[TEXT PASSAGE]
┌────────
Nicotinamide Adenine Dinucleotide (NAD) is a dinucleotide that functions as one of the most important coenzymes in the cell.

The interconversion of NAD between the reduced (NADH) and oxidized (NAD+) forms is a common reaction in biological redox (oxidation-reduction) reactions. In cells, most oxidations are accomplished by the removal of hydrogen atoms. Each molecule of NAD+ can acquire two electrons; that is, be reduced by two electrons. However, only one proton accompanies the reduction. The other proton produced as two hydrogen atoms are removed from the molecule being oxidized is liberated into the surrounding medium. For NAD, the reaction is thus:

NAD+ + 2H -> NADH + H+

NAD participates in many redox reactions in cells, including:


The bottom line on glycolysis is that glucose is oxidized to 2 moles of pyruvic acid. The oxidizing agent is NAD+, which is reduced to NADH. The process is exergonic and the mechanism that has evolved allows the energy of reaction to be captured as two moles of ATP per glucose molecule:

2 NAD+ + glucose + 2 ADP ------> 2 pyruvate + 2 NADH + 2 ATP



For most tissues in higher organisms, the pyruvate is further oxidized all the way to CO2 (in the citric acid cycle ). Here, too, the major oxidizing agent is NAD+, although other oxidizing agents are also needed. The citric acid cycle pathway consists of eight reactions that process incoming molecules of Acetyl-CoA. The carbon atoms leave the cycle in the form of molecules of carbon dioxide. The hydrogen atoms and electrons leave the cycle in the form of reduced coenzymes NADH and FADH2. The cycle is regulated by three allosteric enzymes in response to cellular levels of ATP. One Acetyl CoA molecule entering the citric acid cycle produces three molecules of NADH, one of FADH2, and one of GTP. Click here to see the citric acid cycle.
└────────
[TASK DESCRIPTION]
Using the NAD text, explain in one to three sentences why the equation "NAD+ + 2H -> NADH + H+" shows a free H+ among the products.

[DATASET EXCERPTS]
┌────────
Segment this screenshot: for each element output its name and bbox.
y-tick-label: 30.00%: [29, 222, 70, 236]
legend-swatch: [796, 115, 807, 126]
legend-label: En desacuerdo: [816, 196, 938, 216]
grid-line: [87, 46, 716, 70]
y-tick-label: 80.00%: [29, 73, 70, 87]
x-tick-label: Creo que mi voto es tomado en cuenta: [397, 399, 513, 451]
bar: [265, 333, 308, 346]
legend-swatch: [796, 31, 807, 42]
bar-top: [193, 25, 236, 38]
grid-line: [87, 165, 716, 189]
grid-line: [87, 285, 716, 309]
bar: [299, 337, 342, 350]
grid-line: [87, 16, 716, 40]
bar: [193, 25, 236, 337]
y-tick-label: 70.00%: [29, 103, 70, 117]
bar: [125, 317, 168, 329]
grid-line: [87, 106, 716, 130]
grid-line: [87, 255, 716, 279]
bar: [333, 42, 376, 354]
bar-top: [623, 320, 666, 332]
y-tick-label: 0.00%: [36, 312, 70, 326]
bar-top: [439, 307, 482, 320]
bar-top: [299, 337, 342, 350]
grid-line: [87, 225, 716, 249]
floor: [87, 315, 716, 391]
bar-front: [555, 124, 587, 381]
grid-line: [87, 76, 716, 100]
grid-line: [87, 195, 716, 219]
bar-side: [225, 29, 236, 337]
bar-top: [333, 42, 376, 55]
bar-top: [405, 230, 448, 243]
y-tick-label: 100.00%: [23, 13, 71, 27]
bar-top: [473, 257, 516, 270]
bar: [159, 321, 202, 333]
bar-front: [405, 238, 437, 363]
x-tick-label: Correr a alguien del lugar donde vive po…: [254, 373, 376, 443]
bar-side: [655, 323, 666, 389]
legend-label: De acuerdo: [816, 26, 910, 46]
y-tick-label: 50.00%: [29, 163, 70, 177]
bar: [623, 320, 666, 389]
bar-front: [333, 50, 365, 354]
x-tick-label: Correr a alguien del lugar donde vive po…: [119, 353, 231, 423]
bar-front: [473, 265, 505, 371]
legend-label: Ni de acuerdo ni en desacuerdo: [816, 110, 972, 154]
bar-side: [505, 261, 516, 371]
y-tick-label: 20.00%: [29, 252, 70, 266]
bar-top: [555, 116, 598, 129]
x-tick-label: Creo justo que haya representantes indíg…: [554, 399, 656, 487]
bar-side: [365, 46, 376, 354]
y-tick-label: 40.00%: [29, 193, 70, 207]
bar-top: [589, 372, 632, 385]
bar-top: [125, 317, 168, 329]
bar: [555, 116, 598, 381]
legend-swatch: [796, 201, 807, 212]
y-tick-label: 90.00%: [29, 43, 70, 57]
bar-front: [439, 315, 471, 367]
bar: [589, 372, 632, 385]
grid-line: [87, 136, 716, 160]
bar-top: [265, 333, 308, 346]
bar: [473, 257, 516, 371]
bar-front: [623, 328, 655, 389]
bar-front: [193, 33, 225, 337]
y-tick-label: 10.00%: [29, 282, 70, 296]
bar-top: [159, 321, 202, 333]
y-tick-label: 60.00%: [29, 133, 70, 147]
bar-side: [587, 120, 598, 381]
└────────
[SOLVED PROBLEM]
When a molecule is oxidized, two hydrogen atoms are removed, and NAD+ takes up two electrons but only one proton. The other proton is released into the surrounding medium, so it appears as a free H+ beside NADH.